[Stored records]
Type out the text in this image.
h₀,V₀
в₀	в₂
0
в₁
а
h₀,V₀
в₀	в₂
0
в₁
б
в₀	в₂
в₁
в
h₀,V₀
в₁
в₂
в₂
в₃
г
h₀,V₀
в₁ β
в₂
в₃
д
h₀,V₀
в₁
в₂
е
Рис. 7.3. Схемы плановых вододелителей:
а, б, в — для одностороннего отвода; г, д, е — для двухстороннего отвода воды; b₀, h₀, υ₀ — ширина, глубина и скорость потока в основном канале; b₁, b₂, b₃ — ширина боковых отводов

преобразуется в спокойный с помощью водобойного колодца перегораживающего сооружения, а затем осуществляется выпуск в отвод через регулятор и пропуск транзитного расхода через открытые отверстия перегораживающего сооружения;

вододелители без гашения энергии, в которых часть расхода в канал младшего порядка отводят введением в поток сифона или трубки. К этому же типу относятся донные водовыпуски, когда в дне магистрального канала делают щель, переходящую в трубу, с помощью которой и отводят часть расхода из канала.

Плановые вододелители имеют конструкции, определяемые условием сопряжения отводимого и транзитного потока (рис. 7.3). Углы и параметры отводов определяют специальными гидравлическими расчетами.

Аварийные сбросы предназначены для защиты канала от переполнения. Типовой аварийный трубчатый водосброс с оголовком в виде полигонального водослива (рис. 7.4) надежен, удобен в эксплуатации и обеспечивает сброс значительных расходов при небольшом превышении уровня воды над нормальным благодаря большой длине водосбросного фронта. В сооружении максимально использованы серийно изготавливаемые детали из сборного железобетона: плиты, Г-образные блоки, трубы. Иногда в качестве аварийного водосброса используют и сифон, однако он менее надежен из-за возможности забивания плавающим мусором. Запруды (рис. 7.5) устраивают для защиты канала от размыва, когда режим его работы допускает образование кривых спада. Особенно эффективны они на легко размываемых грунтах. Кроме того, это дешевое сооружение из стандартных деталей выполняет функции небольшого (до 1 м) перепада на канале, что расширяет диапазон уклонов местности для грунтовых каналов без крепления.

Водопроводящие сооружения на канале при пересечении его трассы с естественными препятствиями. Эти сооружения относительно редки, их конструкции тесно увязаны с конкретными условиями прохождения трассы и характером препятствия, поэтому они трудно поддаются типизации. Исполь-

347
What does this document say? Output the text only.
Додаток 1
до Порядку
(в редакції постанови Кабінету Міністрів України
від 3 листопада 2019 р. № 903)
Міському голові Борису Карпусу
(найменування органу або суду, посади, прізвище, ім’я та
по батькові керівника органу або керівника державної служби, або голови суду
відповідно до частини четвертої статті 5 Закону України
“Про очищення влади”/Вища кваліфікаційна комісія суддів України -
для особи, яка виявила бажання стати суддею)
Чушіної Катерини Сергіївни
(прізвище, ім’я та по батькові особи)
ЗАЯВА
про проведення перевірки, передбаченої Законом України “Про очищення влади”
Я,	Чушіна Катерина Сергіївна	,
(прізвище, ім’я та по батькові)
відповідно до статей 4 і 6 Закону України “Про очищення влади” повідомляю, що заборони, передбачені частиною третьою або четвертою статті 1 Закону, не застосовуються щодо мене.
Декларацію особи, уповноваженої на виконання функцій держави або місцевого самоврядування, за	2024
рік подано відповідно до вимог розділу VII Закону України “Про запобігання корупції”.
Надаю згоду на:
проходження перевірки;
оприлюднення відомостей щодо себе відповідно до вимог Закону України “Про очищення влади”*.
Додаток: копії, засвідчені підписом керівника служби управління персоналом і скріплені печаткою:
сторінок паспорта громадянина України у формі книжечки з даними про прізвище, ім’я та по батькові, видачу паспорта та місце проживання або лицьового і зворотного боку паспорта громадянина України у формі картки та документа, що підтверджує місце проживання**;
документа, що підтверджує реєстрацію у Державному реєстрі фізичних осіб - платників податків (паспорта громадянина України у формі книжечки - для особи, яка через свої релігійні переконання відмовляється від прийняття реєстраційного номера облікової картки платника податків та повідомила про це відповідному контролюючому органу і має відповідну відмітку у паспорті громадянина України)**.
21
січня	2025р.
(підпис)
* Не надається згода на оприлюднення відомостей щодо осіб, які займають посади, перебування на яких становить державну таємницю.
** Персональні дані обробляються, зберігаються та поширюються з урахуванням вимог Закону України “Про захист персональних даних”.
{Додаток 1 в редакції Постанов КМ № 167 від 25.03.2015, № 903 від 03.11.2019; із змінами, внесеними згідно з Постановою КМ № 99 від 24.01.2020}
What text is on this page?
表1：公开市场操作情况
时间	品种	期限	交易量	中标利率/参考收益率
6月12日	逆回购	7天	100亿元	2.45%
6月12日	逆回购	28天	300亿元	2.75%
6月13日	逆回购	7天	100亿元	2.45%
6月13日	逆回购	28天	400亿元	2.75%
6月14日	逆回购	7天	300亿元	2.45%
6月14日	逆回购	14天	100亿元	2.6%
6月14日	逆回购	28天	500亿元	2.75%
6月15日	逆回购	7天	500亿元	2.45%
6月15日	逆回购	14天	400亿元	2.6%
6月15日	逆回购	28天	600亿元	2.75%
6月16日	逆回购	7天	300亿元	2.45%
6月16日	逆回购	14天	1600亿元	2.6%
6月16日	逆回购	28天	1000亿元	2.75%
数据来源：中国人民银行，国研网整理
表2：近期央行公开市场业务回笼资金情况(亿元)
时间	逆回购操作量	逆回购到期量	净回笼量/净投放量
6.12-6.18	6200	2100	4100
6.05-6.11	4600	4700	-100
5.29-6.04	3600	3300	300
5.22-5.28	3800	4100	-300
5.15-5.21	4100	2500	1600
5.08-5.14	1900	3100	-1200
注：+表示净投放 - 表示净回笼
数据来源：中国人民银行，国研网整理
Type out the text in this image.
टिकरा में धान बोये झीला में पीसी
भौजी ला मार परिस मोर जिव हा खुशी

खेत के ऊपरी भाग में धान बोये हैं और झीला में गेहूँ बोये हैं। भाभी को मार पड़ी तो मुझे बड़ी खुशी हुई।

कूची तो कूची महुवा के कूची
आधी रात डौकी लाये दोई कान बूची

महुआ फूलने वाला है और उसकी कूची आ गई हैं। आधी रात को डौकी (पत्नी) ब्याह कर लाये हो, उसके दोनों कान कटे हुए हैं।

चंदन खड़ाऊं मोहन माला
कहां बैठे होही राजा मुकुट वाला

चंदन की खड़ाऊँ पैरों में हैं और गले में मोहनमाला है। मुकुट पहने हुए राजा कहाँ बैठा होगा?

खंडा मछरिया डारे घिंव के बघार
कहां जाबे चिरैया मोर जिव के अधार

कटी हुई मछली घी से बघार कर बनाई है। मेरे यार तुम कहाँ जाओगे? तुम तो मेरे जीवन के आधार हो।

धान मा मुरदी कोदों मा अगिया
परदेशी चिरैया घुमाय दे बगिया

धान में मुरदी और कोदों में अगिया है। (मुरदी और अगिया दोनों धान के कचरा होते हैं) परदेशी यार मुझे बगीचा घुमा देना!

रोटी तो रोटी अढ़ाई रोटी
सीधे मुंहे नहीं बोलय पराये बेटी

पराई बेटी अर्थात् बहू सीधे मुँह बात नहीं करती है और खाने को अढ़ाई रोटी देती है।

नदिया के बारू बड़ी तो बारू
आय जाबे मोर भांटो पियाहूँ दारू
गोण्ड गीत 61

• **Aim of the task**
Return all of the entries word for word.

• **Answer**
Type out the text in this image.
h₀,V₀
в₀	в₂
0
в₁
а
h₀,V₀
в₀	в₂
0
в₁
б
в₀	в₂
в₁
в
h₀,V₀
в₁
в₂
в₂
в₃
г
h₀,V₀
в₁ β
в₂
в₃
д
h₀,V₀
в₁
в₂
е
Рис. 7.3. Схемы плановых вододелителей:
а, б, в — для одностороннего отвода; г, д, е — для двухстороннего отвода воды; b₀, h₀, υ₀ — ширина, глубина и скорость потока в основном канале; b₁, b₂, b₃ — ширина боковых отводов

преобразуется в спокойный с помощью водобойного колодца перегораживающего сооружения, а затем осуществляется выпуск в отвод через регулятор и пропуск транзитного расхода через открытые отверстия перегораживающего сооружения;

вододелители без гашения энергии, в которых часть расхода в канал младшего порядка отводят введением в поток сифона или трубки. К этому же типу относятся донные водовыпуски, когда в дне магистрального канала делают щель, переходящую в трубу, с помощью которой и отводят часть расхода из канала.

Плановые вододелители имеют конструкции, определяемые условием сопряжения отводимого и транзитного потока (рис. 7.3). Углы и параметры отводов определяют специальными гидравлическими расчетами.

Аварийные сбросы предназначены для защиты канала от переполнения. Типовой аварийный трубчатый водосброс с оголовком в виде полигонального водослива (рис. 7.4) надежен, удобен в эксплуатации и обеспечивает сброс значительных расходов при небольшом превышении уровня воды над нормальным благодаря большой длине водосбросного фронта. В сооружении максимально использованы серийно изготавливаемые детали из сборного железобетона: плиты, Г-образные блоки, трубы. Иногда в качестве аварийного водосброса используют и сифон, однако он менее надежен из-за возможности забивания плавающим мусором. Запруды (рис. 7.5) устраивают для защиты канала от размыва, когда режим его работы допускает образование кривых спада. Особенно эффективны они на легко размываемых грунтах. Кроме того, это дешевое сооружение из стандартных деталей выполняет функции небольшого (до 1 м) перепада на канале, что расширяет диапазон уклонов местности для грунтовых каналов без крепления.

Водопроводящие сооружения на канале при пересечении его трассы с естественными препятствиями. Эти сооружения относительно редки, их конструкции тесно увязаны с конкретными условиями прохождения трассы и характером препятствия, поэтому они трудно поддаются типизации. Исполь-

347
What does this document say? Output the text only.
Додаток 1
до Порядку
(в редакції постанови Кабінету Міністрів України
від 3 листопада 2019 р. № 903)
Міському голові Борису Карпусу
(найменування органу або суду, посади, прізвище, ім’я та
по батькові керівника органу або керівника державної служби, або голови суду
відповідно до частини четвертої статті 5 Закону України
“Про очищення влади”/Вища кваліфікаційна комісія суддів України -
для особи, яка виявила бажання стати суддею)
Чушіної Катерини Сергіївни
(прізвище, ім’я та по батькові особи)
ЗАЯВА
про проведення перевірки, передбаченої Законом України “Про очищення влади”
Я,	Чушіна Катерина Сергіївна	,
(прізвище, ім’я та по батькові)
відповідно до статей 4 і 6 Закону України “Про очищення влади” повідомляю, що заборони, передбачені частиною третьою або четвертою статті 1 Закону, не застосовуються щодо мене.
Декларацію особи, уповноваженої на виконання функцій держави або місцевого самоврядування, за	2024
рік подано відповідно до вимог розділу VII Закону України “Про запобігання корупції”.
Надаю згоду на:
проходження перевірки;
оприлюднення відомостей щодо себе відповідно до вимог Закону України “Про очищення влади”*.
Додаток: копії, засвідчені підписом керівника служби управління персоналом і скріплені печаткою:
сторінок паспорта громадянина України у формі книжечки з даними про прізвище, ім’я та по батькові, видачу паспорта та місце проживання або лицьового і зворотного боку паспорта громадянина України у формі картки та документа, що підтверджує місце проживання**;
документа, що підтверджує реєстрацію у Державному реєстрі фізичних осіб - платників податків (паспорта громадянина України у формі книжечки - для особи, яка через свої релігійні переконання відмовляється від прийняття реєстраційного номера облікової картки платника податків та повідомила про це відповідному контролюючому органу і має відповідну відмітку у паспорті громадянина України)**.
21
січня	2025р.
(підпис)
* Не надається згода на оприлюднення відомостей щодо осіб, які займають посади, перебування на яких становить державну таємницю.
** Персональні дані обробляються, зберігаються та поширюються з урахуванням вимог Закону України “Про захист персональних даних”.
{Додаток 1 в редакції Постанов КМ № 167 від 25.03.2015, № 903 від 03.11.2019; із змінами, внесеними згідно з Постановою КМ № 99 від 24.01.2020}
What text is on this page?
表1：公开市场操作情况
时间	品种	期限	交易量	中标利率/参考收益率
6月12日	逆回购	7天	100亿元	2.45%
6月12日	逆回购	28天	300亿元	2.75%
6月13日	逆回购	7天	100亿元	2.45%
6月13日	逆回购	28天	400亿元	2.75%
6月14日	逆回购	7天	300亿元	2.45%
6月14日	逆回购	14天	100亿元	2.6%
6月14日	逆回购	28天	500亿元	2.75%
6月15日	逆回购	7天	500亿元	2.45%
6月15日	逆回购	14天	400亿元	2.6%
6月15日	逆回购	28天	600亿元	2.75%
6月16日	逆回购	7天	300亿元	2.45%
6月16日	逆回购	14天	1600亿元	2.6%
6月16日	逆回购	28天	1000亿元	2.75%
数据来源：中国人民银行，国研网整理
表2：近期央行公开市场业务回笼资金情况(亿元)
时间	逆回购操作量	逆回购到期量	净回笼量/净投放量
6.12-6.18	6200	2100	4100
6.05-6.11	4600	4700	-100
5.29-6.04	3600	3300	300
5.22-5.28	3800	4100	-300
5.15-5.21	4100	2500	1600
5.08-5.14	1900	3100	-1200
注：+表示净投放 - 表示净回笼
数据来源：中国人民银行，国研网整理
Type out the text in this image.
टिकरा में धान बोये झीला में पीसी
भौजी ला मार परिस मोर जिव हा खुशी

खेत के ऊपरी भाग में धान बोये हैं और झीला में गेहूँ बोये हैं। भाभी को मार पड़ी तो मुझे बड़ी खुशी हुई।

कूची तो कूची महुवा के कूची
आधी रात डौकी लाये दोई कान बूची

महुआ फूलने वाला है और उसकी कूची आ गई हैं। आधी रात को डौकी (पत्नी) ब्याह कर लाये हो, उसके दोनों कान कटे हुए हैं।

चंदन खड़ाऊं मोहन माला
कहां बैठे होही राजा मुकुट वाला

चंदन की खड़ाऊँ पैरों में हैं और गले में मोहनमाला है। मुकुट पहने हुए राजा कहाँ बैठा होगा?

खंडा मछरिया डारे घिंव के बघार
कहां जाबे चिरैया मोर जिव के अधार

कटी हुई मछली घी से बघार कर बनाई है। मेरे यार तुम कहाँ जाओगे? तुम तो मेरे जीवन के आधार हो।

धान मा मुरदी कोदों मा अगिया
परदेशी चिरैया घुमाय दे बगिया

धान में मुरदी और कोदों में अगिया है। (मुरदी और अगिया दोनों धान के कचरा होते हैं) परदेशी यार मुझे बगीचा घुमा देना!

रोटी तो रोटी अढ़ाई रोटी
सीधे मुंहे नहीं बोलय पराये बेटी

पराई बेटी अर्थात् बहू सीधे मुँह बात नहीं करती है और खाने को अढ़ाई रोटी देती है।

नदिया के बारू बड़ी तो बारू
आय जाबे मोर भांटो पियाहूँ दारू
गोण्ड गीत 61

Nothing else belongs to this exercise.